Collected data
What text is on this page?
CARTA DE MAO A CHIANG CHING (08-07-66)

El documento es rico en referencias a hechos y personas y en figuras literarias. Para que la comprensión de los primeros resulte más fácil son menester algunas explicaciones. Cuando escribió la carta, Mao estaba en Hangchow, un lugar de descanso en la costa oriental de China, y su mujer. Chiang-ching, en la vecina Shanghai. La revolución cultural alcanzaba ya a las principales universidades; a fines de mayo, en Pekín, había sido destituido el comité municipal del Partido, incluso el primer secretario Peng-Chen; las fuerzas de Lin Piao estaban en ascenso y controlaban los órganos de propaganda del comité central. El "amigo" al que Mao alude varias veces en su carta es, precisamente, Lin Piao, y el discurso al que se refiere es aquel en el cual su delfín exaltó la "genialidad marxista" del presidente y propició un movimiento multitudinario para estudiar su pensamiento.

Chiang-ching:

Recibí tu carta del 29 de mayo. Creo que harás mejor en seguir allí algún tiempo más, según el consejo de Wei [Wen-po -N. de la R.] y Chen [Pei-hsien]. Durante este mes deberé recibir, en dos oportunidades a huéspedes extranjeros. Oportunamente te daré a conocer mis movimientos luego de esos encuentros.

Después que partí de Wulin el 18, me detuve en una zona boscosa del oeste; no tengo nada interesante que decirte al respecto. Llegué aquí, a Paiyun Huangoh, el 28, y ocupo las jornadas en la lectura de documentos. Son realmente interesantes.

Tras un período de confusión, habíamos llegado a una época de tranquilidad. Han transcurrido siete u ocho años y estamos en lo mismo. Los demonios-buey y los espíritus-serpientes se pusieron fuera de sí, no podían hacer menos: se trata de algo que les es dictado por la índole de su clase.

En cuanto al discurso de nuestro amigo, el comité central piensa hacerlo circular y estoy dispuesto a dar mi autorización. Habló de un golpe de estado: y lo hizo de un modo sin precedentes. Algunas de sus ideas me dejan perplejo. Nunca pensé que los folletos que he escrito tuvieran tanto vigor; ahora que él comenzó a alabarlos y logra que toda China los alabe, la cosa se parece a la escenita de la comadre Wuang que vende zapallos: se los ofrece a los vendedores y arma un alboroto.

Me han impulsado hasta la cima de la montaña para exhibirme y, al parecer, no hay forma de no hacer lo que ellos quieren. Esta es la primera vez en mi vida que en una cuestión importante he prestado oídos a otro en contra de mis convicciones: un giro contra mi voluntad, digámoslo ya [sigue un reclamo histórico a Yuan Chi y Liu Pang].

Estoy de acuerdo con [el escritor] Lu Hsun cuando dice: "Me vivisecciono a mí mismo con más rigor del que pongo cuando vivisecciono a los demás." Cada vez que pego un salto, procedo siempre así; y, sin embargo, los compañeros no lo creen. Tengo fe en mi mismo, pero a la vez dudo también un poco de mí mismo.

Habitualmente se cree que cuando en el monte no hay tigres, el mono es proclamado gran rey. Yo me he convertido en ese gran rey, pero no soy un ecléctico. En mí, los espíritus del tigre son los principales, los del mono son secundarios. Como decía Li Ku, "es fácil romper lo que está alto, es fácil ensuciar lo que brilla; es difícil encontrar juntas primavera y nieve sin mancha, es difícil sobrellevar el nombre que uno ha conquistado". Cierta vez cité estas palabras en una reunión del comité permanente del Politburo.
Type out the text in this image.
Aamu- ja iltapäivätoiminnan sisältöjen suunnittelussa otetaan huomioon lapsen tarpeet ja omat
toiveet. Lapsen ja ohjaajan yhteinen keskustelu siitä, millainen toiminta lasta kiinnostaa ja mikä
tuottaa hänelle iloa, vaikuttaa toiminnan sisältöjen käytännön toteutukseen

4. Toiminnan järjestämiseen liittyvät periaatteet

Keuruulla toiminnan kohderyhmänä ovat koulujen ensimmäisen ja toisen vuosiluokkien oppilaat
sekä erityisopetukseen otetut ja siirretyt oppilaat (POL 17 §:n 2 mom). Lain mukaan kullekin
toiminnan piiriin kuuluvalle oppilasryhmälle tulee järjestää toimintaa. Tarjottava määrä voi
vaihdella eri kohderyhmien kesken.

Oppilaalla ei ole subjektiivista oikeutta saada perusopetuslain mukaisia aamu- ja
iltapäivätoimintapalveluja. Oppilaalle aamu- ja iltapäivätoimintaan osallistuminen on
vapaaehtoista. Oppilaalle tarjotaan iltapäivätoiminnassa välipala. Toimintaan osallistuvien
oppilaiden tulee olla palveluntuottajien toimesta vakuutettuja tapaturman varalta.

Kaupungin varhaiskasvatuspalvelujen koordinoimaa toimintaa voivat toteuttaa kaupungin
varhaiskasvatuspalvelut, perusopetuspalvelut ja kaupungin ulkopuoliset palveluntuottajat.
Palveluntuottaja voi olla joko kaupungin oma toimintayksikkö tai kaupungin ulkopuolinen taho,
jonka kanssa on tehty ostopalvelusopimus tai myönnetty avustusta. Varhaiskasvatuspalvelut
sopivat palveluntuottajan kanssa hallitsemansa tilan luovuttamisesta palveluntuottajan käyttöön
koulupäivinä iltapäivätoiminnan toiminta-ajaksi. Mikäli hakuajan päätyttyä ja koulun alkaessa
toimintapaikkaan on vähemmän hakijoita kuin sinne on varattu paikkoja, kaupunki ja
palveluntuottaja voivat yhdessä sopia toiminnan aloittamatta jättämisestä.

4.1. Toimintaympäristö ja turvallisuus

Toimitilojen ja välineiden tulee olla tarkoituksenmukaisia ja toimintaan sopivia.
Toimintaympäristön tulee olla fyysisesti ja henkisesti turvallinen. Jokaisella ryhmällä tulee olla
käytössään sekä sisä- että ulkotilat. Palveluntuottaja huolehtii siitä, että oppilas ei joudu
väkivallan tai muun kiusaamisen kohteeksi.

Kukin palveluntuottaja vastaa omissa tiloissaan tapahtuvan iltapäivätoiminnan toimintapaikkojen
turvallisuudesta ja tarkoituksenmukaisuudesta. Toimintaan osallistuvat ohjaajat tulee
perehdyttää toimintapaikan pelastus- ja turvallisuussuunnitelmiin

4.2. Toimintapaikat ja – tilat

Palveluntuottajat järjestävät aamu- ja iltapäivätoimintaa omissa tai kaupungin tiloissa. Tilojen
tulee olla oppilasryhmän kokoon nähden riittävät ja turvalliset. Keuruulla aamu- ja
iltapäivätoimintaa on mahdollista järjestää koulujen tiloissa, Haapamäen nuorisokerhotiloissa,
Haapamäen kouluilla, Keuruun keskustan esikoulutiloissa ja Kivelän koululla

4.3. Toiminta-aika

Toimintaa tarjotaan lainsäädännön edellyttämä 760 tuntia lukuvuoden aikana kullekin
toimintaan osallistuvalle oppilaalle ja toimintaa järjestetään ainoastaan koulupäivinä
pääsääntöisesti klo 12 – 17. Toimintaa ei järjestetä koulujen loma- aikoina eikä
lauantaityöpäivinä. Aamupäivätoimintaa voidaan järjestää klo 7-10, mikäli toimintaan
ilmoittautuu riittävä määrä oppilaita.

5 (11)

● **Exercise task**
All of the entries above should be written out again exactly.

● **Full solution**
What text is on this page?
CARTA DE MAO A CHIANG CHING (08-07-66)

El documento es rico en referencias a hechos y personas y en figuras literarias. Para que la comprensión de los primeros resulte más fácil son menester algunas explicaciones. Cuando escribió la carta, Mao estaba en Hangchow, un lugar de descanso en la costa oriental de China, y su mujer. Chiang-ching, en la vecina Shanghai. La revolución cultural alcanzaba ya a las principales universidades; a fines de mayo, en Pekín, había sido destituido el comité municipal del Partido, incluso el primer secretario Peng-Chen; las fuerzas de Lin Piao estaban en ascenso y controlaban los órganos de propaganda del comité central. El "amigo" al que Mao alude varias veces en su carta es, precisamente, Lin Piao, y el discurso al que se refiere es aquel en el cual su delfín exaltó la "genialidad marxista" del presidente y propició un movimiento multitudinario para estudiar su pensamiento.

Chiang-ching:

Recibí tu carta del 29 de mayo. Creo que harás mejor en seguir allí algún tiempo más, según el consejo de Wei [Wen-po -N. de la R.] y Chen [Pei-hsien]. Durante este mes deberé recibir, en dos oportunidades a huéspedes extranjeros. Oportunamente te daré a conocer mis movimientos luego de esos encuentros.

Después que partí de Wulin el 18, me detuve en una zona boscosa del oeste; no tengo nada interesante que decirte al respecto. Llegué aquí, a Paiyun Huangoh, el 28, y ocupo las jornadas en la lectura de documentos. Son realmente interesantes.

Tras un período de confusión, habíamos llegado a una época de tranquilidad. Han transcurrido siete u ocho años y estamos en lo mismo. Los demonios-buey y los espíritus-serpientes se pusieron fuera de sí, no podían hacer menos: se trata de algo que les es dictado por la índole de su clase.

En cuanto al discurso de nuestro amigo, el comité central piensa hacerlo circular y estoy dispuesto a dar mi autorización. Habló de un golpe de estado: y lo hizo de un modo sin precedentes. Algunas de sus ideas me dejan perplejo. Nunca pensé que los folletos que he escrito tuvieran tanto vigor; ahora que él comenzó a alabarlos y logra que toda China los alabe, la cosa se parece a la escenita de la comadre Wuang que vende zapallos: se los ofrece a los vendedores y arma un alboroto.

Me han impulsado hasta la cima de la montaña para exhibirme y, al parecer, no hay forma de no hacer lo que ellos quieren. Esta es la primera vez en mi vida que en una cuestión importante he prestado oídos a otro en contra de mis convicciones: un giro contra mi voluntad, digámoslo ya [sigue un reclamo histórico a Yuan Chi y Liu Pang].

Estoy de acuerdo con [el escritor] Lu Hsun cuando dice: "Me vivisecciono a mí mismo con más rigor del que pongo cuando vivisecciono a los demás." Cada vez que pego un salto, procedo siempre así; y, sin embargo, los compañeros no lo creen. Tengo fe en mi mismo, pero a la vez dudo también un poco de mí mismo.

Habitualmente se cree que cuando en el monte no hay tigres, el mono es proclamado gran rey. Yo me he convertido en ese gran rey, pero no soy un ecléctico. En mí, los espíritus del tigre son los principales, los del mono son secundarios. Como decía Li Ku, "es fácil romper lo que está alto, es fácil ensuciar lo que brilla; es difícil encontrar juntas primavera y nieve sin mancha, es difícil sobrellevar el nombre que uno ha conquistado". Cierta vez cité estas palabras en una reunión del comité permanente del Politburo.
Type out the text in this image.
Aamu- ja iltapäivätoiminnan sisältöjen suunnittelussa otetaan huomioon lapsen tarpeet ja omat
toiveet. Lapsen ja ohjaajan yhteinen keskustelu siitä, millainen toiminta lasta kiinnostaa ja mikä
tuottaa hänelle iloa, vaikuttaa toiminnan sisältöjen käytännön toteutukseen

4. Toiminnan järjestämiseen liittyvät periaatteet

Keuruulla toiminnan kohderyhmänä ovat koulujen ensimmäisen ja toisen vuosiluokkien oppilaat
sekä erityisopetukseen otetut ja siirretyt oppilaat (POL 17 §:n 2 mom). Lain mukaan kullekin
toiminnan piiriin kuuluvalle oppilasryhmälle tulee järjestää toimintaa. Tarjottava määrä voi
vaihdella eri kohderyhmien kesken.

Oppilaalla ei ole subjektiivista oikeutta saada perusopetuslain mukaisia aamu- ja
iltapäivätoimintapalveluja. Oppilaalle aamu- ja iltapäivätoimintaan osallistuminen on
vapaaehtoista. Oppilaalle tarjotaan iltapäivätoiminnassa välipala. Toimintaan osallistuvien
oppilaiden tulee olla palveluntuottajien toimesta vakuutettuja tapaturman varalta.

Kaupungin varhaiskasvatuspalvelujen koordinoimaa toimintaa voivat toteuttaa kaupungin
varhaiskasvatuspalvelut, perusopetuspalvelut ja kaupungin ulkopuoliset palveluntuottajat.
Palveluntuottaja voi olla joko kaupungin oma toimintayksikkö tai kaupungin ulkopuolinen taho,
jonka kanssa on tehty ostopalvelusopimus tai myönnetty avustusta. Varhaiskasvatuspalvelut
sopivat palveluntuottajan kanssa hallitsemansa tilan luovuttamisesta palveluntuottajan käyttöön
koulupäivinä iltapäivätoiminnan toiminta-ajaksi. Mikäli hakuajan päätyttyä ja koulun alkaessa
toimintapaikkaan on vähemmän hakijoita kuin sinne on varattu paikkoja, kaupunki ja
palveluntuottaja voivat yhdessä sopia toiminnan aloittamatta jättämisestä.

4.1. Toimintaympäristö ja turvallisuus

Toimitilojen ja välineiden tulee olla tarkoituksenmukaisia ja toimintaan sopivia.
Toimintaympäristön tulee olla fyysisesti ja henkisesti turvallinen. Jokaisella ryhmällä tulee olla
käytössään sekä sisä- että ulkotilat. Palveluntuottaja huolehtii siitä, että oppilas ei joudu
väkivallan tai muun kiusaamisen kohteeksi.

Kukin palveluntuottaja vastaa omissa tiloissaan tapahtuvan iltapäivätoiminnan toimintapaikkojen
turvallisuudesta ja tarkoituksenmukaisuudesta. Toimintaan osallistuvat ohjaajat tulee
perehdyttää toimintapaikan pelastus- ja turvallisuussuunnitelmiin

4.2. Toimintapaikat ja – tilat

Palveluntuottajat järjestävät aamu- ja iltapäivätoimintaa omissa tai kaupungin tiloissa. Tilojen
tulee olla oppilasryhmän kokoon nähden riittävät ja turvalliset. Keuruulla aamu- ja
iltapäivätoimintaa on mahdollista järjestää koulujen tiloissa, Haapamäen nuorisokerhotiloissa,
Haapamäen kouluilla, Keuruun keskustan esikoulutiloissa ja Kivelän koululla

4.3. Toiminta-aika

Toimintaa tarjotaan lainsäädännön edellyttämä 760 tuntia lukuvuoden aikana kullekin
toimintaan osallistuvalle oppilaalle ja toimintaa järjestetään ainoastaan koulupäivinä
pääsääntöisesti klo 12 – 17. Toimintaa ei järjestetä koulujen loma- aikoina eikä
lauantaityöpäivinä. Aamupäivätoimintaa voidaan järjestää klo 7-10, mikäli toimintaan
ilmoittautuu riittävä määrä oppilaita.

5 (11)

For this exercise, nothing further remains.